**Data extracted from a collection:**
┌──
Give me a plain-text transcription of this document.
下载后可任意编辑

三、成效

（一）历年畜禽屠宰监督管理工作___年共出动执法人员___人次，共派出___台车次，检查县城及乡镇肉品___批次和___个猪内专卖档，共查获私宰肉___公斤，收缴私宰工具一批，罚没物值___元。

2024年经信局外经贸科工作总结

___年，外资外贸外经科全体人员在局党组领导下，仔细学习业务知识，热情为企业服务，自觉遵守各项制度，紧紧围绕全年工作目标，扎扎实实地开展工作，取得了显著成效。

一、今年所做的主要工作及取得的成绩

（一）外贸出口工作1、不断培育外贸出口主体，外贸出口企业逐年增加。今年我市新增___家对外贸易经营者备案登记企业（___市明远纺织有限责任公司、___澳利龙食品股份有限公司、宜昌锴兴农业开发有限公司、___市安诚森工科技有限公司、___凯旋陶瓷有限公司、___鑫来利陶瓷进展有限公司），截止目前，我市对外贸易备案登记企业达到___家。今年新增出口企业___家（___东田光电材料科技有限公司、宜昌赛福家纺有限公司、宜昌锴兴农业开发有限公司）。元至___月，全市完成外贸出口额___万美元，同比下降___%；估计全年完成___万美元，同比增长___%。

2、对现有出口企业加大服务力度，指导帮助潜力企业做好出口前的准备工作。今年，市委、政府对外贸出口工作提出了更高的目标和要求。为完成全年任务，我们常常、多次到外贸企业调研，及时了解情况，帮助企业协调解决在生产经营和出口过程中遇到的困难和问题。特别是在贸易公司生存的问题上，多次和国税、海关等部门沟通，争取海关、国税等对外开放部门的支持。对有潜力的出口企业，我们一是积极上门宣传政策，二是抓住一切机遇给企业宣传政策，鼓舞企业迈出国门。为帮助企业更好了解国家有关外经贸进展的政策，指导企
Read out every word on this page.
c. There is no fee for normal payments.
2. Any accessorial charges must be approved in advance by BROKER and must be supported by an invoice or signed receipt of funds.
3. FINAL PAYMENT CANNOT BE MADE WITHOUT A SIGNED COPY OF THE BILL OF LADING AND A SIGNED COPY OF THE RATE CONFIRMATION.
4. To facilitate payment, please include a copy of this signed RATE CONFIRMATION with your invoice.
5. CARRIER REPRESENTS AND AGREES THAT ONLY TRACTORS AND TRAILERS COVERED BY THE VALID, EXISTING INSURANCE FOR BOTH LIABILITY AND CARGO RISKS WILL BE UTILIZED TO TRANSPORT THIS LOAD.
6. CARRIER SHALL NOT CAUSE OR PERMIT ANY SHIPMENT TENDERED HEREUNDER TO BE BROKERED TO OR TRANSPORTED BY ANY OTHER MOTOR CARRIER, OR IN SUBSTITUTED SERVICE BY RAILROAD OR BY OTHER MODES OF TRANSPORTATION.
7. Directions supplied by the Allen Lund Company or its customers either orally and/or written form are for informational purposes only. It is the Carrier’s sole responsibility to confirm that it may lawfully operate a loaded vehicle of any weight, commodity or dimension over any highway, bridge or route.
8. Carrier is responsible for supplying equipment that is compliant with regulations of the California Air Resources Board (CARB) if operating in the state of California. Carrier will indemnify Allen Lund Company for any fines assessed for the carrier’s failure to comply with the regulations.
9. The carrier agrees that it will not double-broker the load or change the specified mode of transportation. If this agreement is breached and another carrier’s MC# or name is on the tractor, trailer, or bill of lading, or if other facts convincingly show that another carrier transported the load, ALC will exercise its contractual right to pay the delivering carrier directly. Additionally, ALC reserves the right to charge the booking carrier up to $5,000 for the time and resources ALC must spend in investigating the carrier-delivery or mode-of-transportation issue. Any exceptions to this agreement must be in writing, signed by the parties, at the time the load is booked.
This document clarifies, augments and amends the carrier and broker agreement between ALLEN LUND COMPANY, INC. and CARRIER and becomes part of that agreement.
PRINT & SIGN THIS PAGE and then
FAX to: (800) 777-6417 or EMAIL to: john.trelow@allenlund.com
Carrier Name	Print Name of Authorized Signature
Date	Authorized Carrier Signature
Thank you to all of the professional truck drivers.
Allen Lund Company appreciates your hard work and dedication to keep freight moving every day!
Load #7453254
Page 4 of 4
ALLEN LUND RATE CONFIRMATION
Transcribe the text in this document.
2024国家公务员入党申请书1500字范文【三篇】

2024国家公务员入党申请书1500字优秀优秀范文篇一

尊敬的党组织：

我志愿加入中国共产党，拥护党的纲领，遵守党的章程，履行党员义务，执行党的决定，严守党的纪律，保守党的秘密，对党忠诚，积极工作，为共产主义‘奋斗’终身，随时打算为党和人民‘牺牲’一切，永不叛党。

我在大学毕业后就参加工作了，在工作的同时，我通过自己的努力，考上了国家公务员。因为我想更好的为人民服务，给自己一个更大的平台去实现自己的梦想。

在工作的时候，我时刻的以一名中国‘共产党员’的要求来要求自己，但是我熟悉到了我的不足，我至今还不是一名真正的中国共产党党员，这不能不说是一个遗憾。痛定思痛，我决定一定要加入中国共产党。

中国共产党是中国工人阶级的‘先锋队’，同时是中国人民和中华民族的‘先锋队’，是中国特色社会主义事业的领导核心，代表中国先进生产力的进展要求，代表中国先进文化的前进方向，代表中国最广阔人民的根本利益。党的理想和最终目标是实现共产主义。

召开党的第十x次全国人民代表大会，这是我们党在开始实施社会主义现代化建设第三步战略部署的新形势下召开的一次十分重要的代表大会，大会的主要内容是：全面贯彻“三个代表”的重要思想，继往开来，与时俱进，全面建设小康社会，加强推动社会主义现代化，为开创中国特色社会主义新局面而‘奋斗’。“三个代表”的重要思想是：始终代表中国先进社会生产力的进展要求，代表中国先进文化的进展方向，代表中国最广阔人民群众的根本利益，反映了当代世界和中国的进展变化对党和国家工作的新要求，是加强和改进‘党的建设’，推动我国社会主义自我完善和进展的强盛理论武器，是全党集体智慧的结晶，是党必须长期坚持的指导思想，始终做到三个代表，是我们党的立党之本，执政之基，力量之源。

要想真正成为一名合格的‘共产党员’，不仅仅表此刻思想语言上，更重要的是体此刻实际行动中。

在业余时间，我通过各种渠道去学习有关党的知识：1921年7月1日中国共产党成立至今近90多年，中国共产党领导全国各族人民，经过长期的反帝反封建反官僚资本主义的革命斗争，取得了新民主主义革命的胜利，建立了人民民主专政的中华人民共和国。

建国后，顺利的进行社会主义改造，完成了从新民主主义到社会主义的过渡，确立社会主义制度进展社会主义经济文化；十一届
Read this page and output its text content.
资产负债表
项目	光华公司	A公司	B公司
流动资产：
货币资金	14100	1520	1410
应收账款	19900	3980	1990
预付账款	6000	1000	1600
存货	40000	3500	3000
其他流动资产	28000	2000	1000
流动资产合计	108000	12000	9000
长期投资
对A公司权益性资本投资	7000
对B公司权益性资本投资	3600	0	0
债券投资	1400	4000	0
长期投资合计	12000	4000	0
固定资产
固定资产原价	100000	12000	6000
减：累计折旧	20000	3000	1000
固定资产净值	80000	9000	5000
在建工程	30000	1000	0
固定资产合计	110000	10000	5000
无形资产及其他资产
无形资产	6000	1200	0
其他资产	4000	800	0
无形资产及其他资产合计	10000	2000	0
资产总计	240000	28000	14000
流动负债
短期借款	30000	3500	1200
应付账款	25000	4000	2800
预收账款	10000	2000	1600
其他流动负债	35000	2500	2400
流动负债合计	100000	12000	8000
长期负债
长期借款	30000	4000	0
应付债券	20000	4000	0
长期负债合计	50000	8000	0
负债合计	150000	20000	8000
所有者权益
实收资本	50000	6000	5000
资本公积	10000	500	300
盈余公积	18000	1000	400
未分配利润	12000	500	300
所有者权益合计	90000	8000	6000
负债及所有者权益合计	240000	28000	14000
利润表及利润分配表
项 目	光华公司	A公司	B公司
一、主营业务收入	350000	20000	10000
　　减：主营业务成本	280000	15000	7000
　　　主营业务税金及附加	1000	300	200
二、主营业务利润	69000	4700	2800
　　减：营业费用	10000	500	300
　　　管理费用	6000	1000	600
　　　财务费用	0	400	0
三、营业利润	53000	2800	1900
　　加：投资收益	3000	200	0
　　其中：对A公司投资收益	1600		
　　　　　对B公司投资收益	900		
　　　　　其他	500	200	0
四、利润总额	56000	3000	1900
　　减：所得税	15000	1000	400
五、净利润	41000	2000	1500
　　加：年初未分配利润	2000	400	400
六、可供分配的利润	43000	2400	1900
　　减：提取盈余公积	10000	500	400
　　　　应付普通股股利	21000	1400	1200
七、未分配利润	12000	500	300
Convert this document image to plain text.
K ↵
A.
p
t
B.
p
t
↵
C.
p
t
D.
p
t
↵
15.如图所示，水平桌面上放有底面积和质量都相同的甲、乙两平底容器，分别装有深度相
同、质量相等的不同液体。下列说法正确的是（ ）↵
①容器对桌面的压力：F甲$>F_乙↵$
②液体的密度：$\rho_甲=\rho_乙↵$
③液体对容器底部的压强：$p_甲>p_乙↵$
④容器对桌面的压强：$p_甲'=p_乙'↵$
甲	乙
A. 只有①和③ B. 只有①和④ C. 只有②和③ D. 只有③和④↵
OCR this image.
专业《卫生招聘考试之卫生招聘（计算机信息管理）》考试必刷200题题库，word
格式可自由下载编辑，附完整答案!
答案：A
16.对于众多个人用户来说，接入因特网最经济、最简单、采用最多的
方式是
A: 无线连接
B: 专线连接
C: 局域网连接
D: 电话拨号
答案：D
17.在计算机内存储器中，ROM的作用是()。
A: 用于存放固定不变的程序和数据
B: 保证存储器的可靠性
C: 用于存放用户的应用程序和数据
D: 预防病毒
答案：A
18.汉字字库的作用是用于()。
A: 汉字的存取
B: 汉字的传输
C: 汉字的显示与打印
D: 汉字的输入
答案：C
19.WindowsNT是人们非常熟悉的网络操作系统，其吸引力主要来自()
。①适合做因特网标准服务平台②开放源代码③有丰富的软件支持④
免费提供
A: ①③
└──
**What the task asks:**
Restate the final lines of the listing above word for word, beginning at the line that contains "Convert this document image to plain text.".

**Reply:**
Convert this document image to plain text.
K ↵
A.
p
t
B.
p
t
↵
C.
p
t
D.
p
t
↵
15.如图所示，水平桌面上放有底面积和质量都相同的甲、乙两平底容器，分别装有深度相
同、质量相等的不同液体。下列说法正确的是（ ）↵
①容器对桌面的压力：F甲$>F_乙↵$
②液体的密度：$\rho_甲=\rho_乙↵$
③液体对容器底部的压强：$p_甲>p_乙↵$
④容器对桌面的压强：$p_甲'=p_乙'↵$
甲	乙
A. 只有①和③ B. 只有①和④ C. 只有②和③ D. 只有③和④↵
OCR this image.
专业《卫生招聘考试之卫生招聘（计算机信息管理）》考试必刷200题题库，word
格式可自由下载编辑，附完整答案!
答案：A
16.对于众多个人用户来说，接入因特网最经济、最简单、采用最多的
方式是
A: 无线连接
B: 专线连接
C: 局域网连接
D: 电话拨号
答案：D
17.在计算机内存储器中，ROM的作用是()。
A: 用于存放固定不变的程序和数据
B: 保证存储器的可靠性
C: 用于存放用户的应用程序和数据
D: 预防病毒
答案：A
18.汉字字库的作用是用于()。
A: 汉字的存取
B: 汉字的传输
C: 汉字的显示与打印
D: 汉字的输入
答案：C
19.WindowsNT是人们非常熟悉的网络操作系统，其吸引力主要来自()
。①适合做因特网标准服务平台②开放源代码③有丰富的软件支持④
免费提供
A: ①③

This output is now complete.